■ **What you will do**:
Could you write out the records below exactly as they appear?
#### Data supplied
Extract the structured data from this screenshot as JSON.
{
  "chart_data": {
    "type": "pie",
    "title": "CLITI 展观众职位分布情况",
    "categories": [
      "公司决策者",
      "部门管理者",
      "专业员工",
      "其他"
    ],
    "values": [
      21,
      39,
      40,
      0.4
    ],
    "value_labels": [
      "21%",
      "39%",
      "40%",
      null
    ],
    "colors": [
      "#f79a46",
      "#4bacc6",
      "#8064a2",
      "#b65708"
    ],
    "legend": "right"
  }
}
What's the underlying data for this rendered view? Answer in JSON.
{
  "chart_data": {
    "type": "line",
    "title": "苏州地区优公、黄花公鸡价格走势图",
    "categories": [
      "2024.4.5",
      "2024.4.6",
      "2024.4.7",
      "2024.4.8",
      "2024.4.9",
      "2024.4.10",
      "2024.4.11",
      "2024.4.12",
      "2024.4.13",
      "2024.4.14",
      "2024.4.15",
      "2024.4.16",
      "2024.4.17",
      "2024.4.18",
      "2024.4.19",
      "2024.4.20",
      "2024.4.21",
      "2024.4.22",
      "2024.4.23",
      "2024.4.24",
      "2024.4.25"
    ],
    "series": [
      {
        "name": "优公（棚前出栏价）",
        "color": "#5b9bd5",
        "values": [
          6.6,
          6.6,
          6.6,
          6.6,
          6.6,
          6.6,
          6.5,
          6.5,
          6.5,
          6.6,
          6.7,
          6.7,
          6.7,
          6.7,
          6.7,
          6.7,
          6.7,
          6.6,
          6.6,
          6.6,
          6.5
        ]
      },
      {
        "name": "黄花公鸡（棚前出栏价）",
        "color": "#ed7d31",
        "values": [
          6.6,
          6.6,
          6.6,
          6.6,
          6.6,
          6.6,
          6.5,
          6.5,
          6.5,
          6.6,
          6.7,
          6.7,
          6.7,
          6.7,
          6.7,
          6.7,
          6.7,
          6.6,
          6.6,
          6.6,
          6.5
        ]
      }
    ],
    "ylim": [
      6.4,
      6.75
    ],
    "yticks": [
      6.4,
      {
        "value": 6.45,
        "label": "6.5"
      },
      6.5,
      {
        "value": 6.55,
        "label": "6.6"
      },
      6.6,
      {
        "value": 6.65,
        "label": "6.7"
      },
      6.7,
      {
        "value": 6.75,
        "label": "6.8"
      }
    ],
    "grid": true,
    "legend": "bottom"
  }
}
########
■ **Final result**:
Extract the structured data from this screenshot as JSON.
{
  "chart_data": {
    "type": "pie",
    "title": "CLITI 展观众职位分布情况",
    "categories": [
      "公司决策者",
      "部门管理者",
      "专业员工",
      "其他"
    ],
    "values": [
      21,
      39,
      40,
      0.4
    ],
    "value_labels": [
      "21%",
      "39%",
      "40%",
      null
    ],
    "colors": [
      "#f79a46",
      "#4bacc6",
      "#8064a2",
      "#b65708"
    ],
    "legend": "right"
  }
}
What's the underlying data for this rendered view? Answer in JSON.
{
  "chart_data": {
    "type": "line",
    "title": "苏州地区优公、黄花公鸡价格走势图",
    "categories": [
      "2024.4.5",
      "2024.4.6",
      "2024.4.7",
      "2024.4.8",
      "2024.4.9",
      "2024.4.10",
      "2024.4.11",
      "2024.4.12",
      "2024.4.13",
      "2024.4.14",
      "2024.4.15",
      "2024.4.16",
      "2024.4.17",
      "2024.4.18",
      "2024.4.19",
      "2024.4.20",
      "2024.4.21",
      "2024.4.22",
      "2024.4.23",
      "2024.4.24",
      "2024.4.25"
    ],
    "series": [
      {
        "name": "优公（棚前出栏价）",
        "color": "#5b9bd5",
        "values": [
          6.6,
          6.6,
          6.6,
          6.6,
          6.6,
          6.6,
          6.5,
          6.5,
          6.5,
          6.6,
          6.7,
          6.7,
          6.7,
          6.7,
          6.7,
          6.7,
          6.7,
          6.6,
          6.6,
          6.6,
          6.5
        ]
      },
      {
        "name": "黄花公鸡（棚前出栏价）",
        "color": "#ed7d31",
        "values": [
          6.6,
          6.6,
          6.6,
          6.6,
          6.6,
          6.6,
          6.5,
          6.5,
          6.5,
          6.6,
          6.7,
          6.7,
          6.7,
          6.7,
          6.7,
          6.7,
          6.7,
          6.6,
          6.6,
          6.6,
          6.5
        ]
      }
    ],
    "ylim": [
      6.4,
      6.75
    ],
    "yticks": [
      6.4,
      {
        "value": 6.45,
        "label": "6.5"
      },
      6.5,
      {
        "value": 6.55,
        "label": "6.6"
      },
      6.6,
      {
        "value": 6.65,
        "label": "6.7"
      },
      6.7,
      {
        "value": 6.75,
        "label": "6.8"
      }
    ],
    "grid": true,
    "legend": "bottom"
  }
}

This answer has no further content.